REQUIREMENT ▸ Which lines contain the word "výroba"? Return each of them as written.

EXERCISE INPUTS ▸
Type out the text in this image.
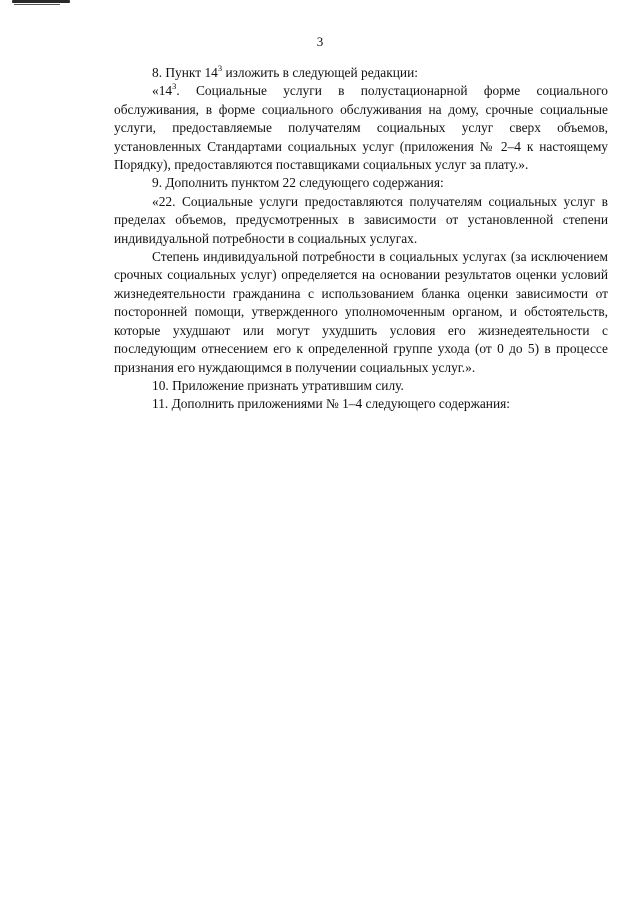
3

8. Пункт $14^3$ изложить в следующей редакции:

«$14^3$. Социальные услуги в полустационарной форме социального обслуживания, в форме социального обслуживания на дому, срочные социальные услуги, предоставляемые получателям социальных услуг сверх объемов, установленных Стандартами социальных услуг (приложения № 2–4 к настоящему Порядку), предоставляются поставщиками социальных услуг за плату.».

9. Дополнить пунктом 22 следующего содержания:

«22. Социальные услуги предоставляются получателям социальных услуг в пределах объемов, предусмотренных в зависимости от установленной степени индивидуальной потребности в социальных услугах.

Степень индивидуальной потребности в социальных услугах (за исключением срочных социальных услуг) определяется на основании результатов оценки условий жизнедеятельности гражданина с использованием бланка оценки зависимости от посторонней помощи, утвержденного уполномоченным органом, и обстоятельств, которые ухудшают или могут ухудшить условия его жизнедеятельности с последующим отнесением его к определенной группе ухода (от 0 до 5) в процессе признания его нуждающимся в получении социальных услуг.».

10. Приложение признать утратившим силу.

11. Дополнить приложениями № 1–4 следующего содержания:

* * *

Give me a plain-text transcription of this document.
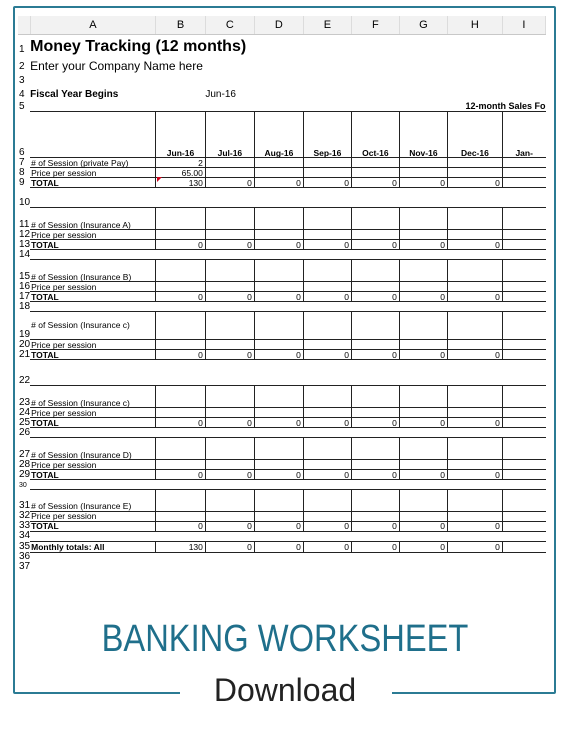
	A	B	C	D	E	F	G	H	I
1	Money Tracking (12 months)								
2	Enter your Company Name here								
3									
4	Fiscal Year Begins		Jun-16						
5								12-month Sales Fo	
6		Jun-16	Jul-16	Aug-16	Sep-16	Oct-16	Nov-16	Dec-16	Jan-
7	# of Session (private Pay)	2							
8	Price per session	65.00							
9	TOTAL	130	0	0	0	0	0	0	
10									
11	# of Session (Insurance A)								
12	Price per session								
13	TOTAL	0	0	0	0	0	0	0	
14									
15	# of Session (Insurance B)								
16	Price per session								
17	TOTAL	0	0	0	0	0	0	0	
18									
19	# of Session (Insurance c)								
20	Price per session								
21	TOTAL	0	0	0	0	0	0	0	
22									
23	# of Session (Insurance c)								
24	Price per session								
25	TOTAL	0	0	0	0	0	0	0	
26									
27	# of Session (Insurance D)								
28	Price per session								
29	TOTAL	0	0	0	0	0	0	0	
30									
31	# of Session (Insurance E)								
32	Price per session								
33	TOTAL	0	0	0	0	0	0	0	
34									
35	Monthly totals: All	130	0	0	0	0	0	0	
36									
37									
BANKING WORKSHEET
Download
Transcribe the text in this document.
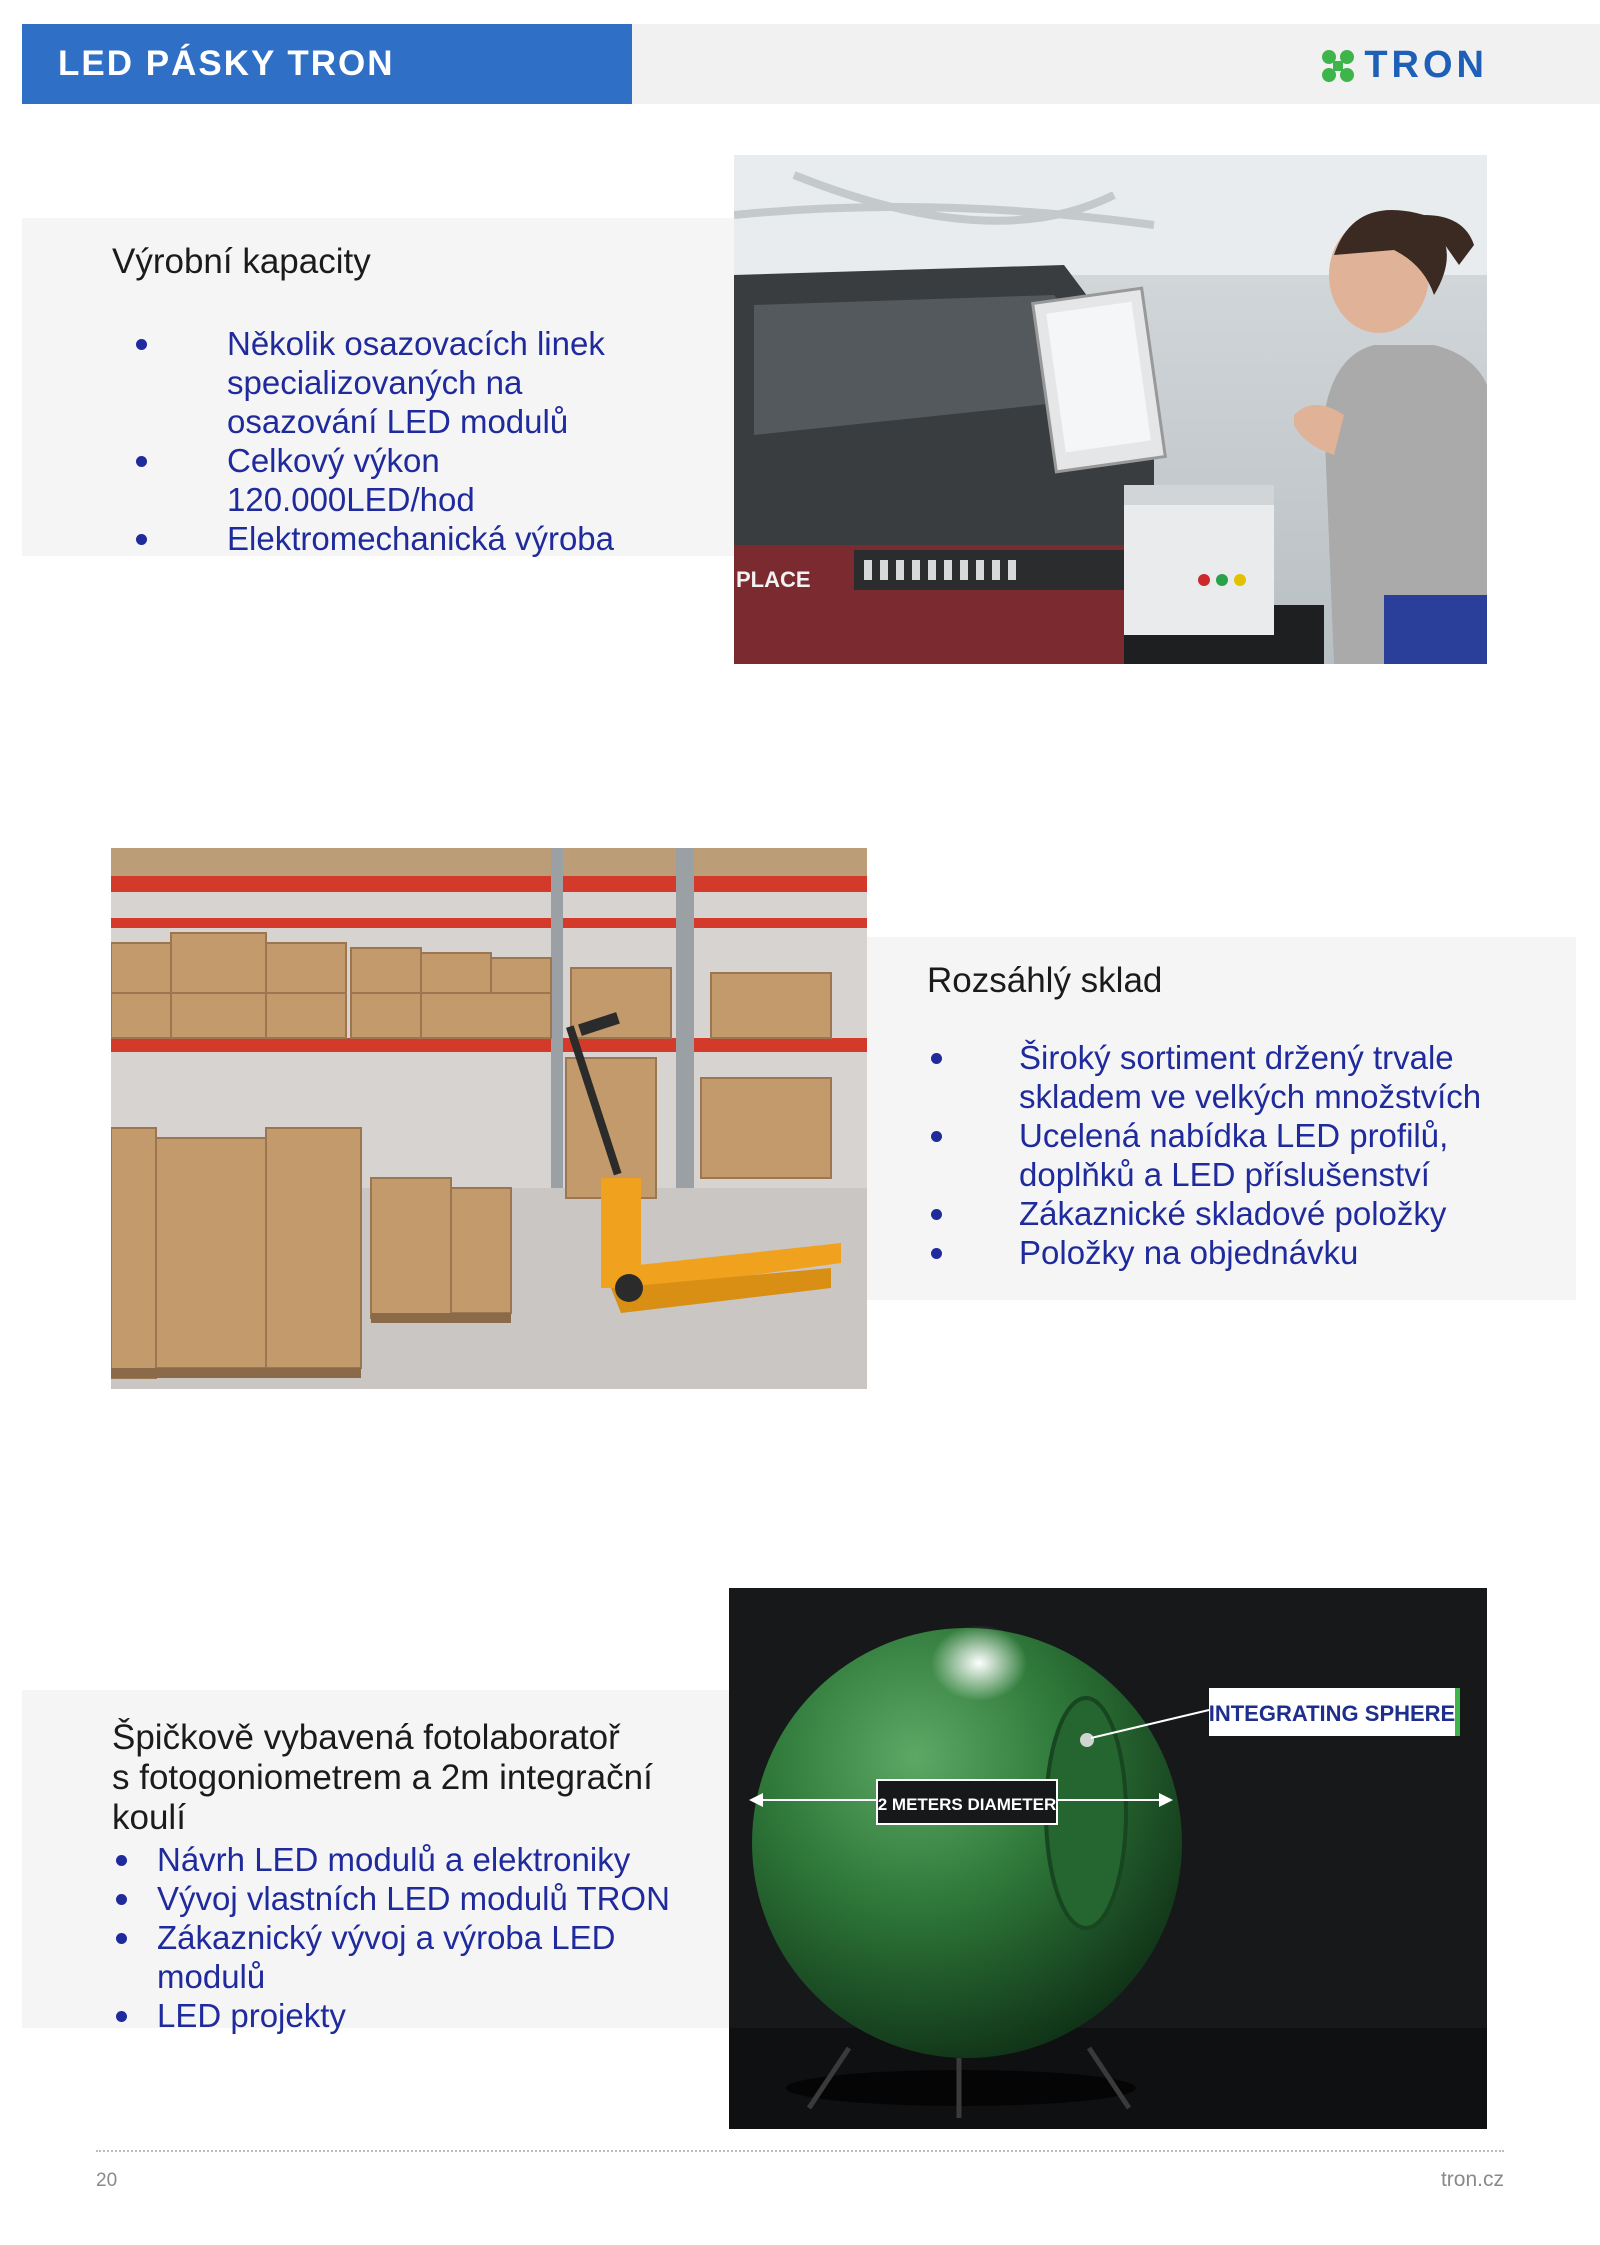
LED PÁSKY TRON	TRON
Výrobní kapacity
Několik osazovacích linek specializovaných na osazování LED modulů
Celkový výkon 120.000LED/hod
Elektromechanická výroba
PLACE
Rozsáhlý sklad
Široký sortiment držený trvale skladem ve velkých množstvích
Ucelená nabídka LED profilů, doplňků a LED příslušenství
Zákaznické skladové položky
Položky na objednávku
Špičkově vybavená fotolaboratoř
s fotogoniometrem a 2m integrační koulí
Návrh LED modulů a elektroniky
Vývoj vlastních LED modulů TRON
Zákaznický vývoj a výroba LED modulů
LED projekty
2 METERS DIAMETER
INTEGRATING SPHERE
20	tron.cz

==

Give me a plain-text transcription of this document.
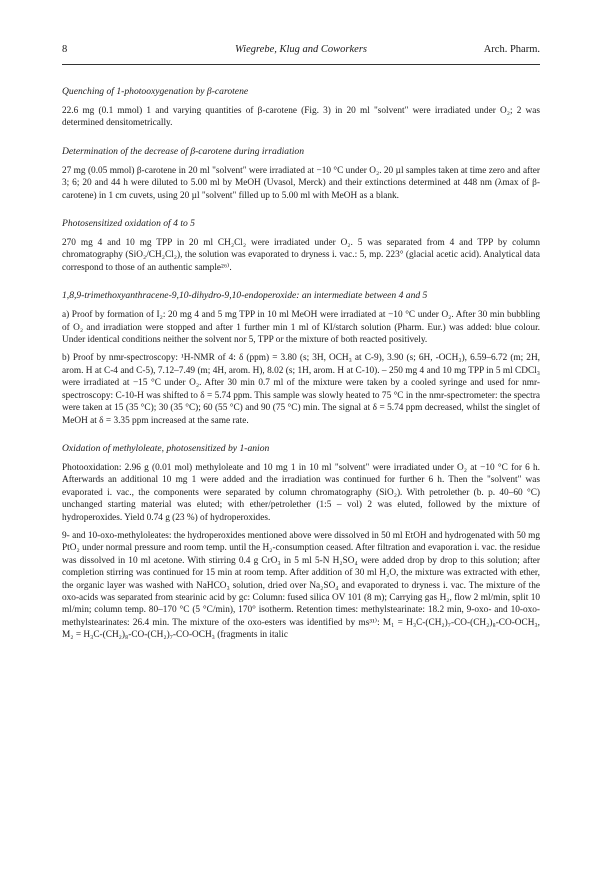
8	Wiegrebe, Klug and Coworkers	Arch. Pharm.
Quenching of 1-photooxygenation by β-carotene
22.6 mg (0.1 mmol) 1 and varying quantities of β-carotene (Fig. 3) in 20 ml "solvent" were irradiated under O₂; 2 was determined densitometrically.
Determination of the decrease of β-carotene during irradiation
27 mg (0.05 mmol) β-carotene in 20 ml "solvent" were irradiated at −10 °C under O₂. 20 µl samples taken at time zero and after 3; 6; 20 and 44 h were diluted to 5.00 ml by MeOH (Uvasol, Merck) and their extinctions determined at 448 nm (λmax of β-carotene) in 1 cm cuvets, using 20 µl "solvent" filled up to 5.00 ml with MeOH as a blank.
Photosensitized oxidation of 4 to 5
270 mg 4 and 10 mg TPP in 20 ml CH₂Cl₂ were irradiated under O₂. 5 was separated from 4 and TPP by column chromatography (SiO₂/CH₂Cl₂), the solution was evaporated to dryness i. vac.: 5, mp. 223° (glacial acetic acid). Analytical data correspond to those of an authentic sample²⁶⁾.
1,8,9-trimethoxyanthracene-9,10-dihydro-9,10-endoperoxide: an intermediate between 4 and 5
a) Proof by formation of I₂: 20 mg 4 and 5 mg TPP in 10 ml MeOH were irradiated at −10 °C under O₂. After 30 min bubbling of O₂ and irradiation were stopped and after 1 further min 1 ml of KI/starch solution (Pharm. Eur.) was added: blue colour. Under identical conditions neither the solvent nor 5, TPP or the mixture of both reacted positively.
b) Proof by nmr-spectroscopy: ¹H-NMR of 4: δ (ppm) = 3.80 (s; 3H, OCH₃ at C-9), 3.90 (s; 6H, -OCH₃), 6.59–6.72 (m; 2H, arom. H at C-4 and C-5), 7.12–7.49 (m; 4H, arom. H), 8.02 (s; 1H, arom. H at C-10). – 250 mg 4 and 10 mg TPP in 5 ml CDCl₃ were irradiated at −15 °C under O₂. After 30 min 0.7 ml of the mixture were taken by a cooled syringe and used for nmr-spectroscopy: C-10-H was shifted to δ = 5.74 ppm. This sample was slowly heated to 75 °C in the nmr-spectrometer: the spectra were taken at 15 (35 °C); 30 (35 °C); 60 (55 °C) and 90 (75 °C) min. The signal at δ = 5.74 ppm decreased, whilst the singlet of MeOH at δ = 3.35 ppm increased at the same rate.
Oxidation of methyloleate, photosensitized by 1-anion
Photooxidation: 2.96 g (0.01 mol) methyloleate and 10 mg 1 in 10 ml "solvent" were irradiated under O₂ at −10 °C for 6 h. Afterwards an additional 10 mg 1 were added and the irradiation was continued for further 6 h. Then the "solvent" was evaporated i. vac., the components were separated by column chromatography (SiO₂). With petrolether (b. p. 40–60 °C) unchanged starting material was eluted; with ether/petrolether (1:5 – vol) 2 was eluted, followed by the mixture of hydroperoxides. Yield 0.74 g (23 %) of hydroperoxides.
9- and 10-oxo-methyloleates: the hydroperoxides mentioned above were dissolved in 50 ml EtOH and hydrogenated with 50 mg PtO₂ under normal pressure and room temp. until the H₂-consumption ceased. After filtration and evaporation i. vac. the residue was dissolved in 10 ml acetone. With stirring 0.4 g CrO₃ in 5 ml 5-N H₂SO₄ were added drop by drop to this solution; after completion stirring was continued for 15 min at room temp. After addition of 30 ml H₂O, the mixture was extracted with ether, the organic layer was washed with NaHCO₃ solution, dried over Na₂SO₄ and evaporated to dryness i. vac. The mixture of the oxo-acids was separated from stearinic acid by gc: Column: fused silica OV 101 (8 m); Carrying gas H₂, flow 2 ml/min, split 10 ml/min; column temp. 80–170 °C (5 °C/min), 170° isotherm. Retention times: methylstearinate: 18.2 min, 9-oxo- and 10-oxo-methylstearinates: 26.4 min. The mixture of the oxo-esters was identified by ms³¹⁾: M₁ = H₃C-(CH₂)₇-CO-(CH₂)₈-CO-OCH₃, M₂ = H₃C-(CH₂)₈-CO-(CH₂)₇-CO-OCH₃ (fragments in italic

WRITTEN SOLUTION ▸
Elektromechanická výroba
Zákaznický vývoj a výroba LED modulů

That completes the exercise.